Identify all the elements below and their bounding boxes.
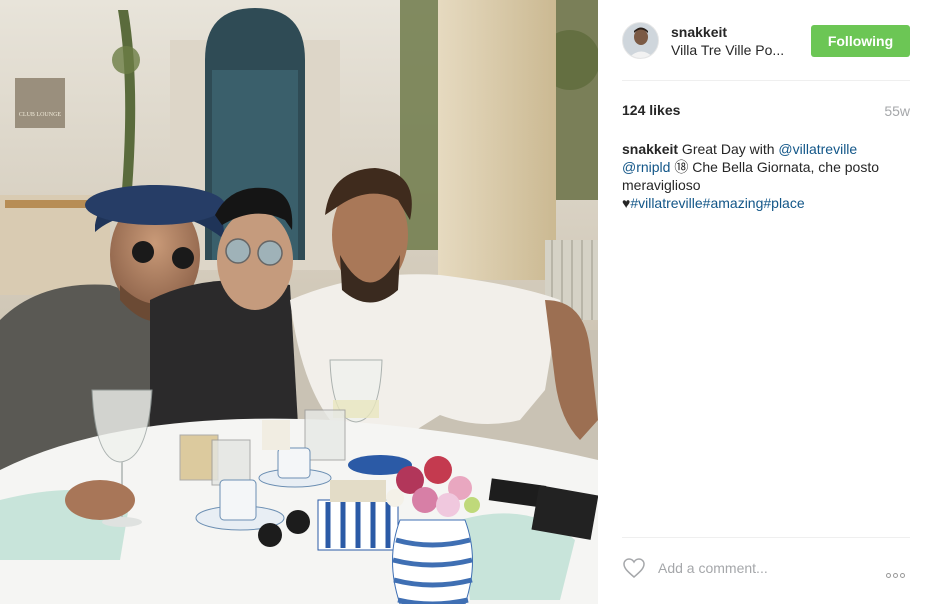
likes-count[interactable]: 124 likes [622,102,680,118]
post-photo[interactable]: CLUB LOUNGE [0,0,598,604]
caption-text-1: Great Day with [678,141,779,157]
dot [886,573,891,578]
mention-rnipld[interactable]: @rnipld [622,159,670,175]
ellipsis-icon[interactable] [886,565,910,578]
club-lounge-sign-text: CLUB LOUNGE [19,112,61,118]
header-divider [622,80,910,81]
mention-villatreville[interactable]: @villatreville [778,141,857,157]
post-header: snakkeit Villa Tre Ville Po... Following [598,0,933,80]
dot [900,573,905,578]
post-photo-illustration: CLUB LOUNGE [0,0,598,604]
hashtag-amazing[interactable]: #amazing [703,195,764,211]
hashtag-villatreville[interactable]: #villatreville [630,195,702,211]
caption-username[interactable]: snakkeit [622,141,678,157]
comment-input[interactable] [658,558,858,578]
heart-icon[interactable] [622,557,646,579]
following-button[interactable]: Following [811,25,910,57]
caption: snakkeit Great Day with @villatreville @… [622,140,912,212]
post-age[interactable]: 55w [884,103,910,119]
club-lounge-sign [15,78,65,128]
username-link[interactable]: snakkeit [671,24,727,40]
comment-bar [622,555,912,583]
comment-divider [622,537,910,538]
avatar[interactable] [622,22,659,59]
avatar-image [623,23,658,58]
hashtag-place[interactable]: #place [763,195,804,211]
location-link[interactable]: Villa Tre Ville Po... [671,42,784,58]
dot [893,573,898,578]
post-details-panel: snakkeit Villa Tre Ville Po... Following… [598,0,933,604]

------------------------------------------------------------

# Objectif de l'exercice
Recopiez mot pour mot toutes les lignes des enregistrements ci-dessus, en laissant les images de côté.

# Résultat de l'exercice
Identify all the elements below and their bounding boxes.
likes-count[interactable]: 124 likes [622,102,680,118]
post-photo[interactable]: CLUB LOUNGE [0,0,598,604]
caption-text-1: Great Day with [678,141,779,157]
dot [886,573,891,578]
mention-rnipld[interactable]: @rnipld [622,159,670,175]
ellipsis-icon[interactable] [886,565,910,578]
club-lounge-sign-text: CLUB LOUNGE [19,112,61,118]
header-divider [622,80,910,81]
mention-villatreville[interactable]: @villatreville [778,141,857,157]
post-header: snakkeit Villa Tre Ville Po... Following [598,0,933,80]
dot [900,573,905,578]
post-photo-illustration: CLUB LOUNGE [0,0,598,604]
hashtag-amazing[interactable]: #amazing [703,195,764,211]
hashtag-villatreville[interactable]: #villatreville [630,195,702,211]
caption-username[interactable]: snakkeit [622,141,678,157]
comment-input[interactable] [658,558,858,578]
heart-icon[interactable] [622,557,646,579]
following-button[interactable]: Following [811,25,910,57]
caption: snakkeit Great Day with @villatreville @… [622,140,912,212]
post-age[interactable]: 55w [884,103,910,119]
club-lounge-sign [15,78,65,128]
username-link[interactable]: snakkeit [671,24,727,40]
comment-bar [622,555,912,583]
comment-divider [622,537,910,538]
avatar[interactable] [622,22,659,59]
avatar-image [623,23,658,58]
hashtag-place[interactable]: #place [763,195,804,211]
location-link[interactable]: Villa Tre Ville Po... [671,42,784,58]
dot [893,573,898,578]
post-details-panel: snakkeit Villa Tre Ville Po... Following… [598,0,933,604]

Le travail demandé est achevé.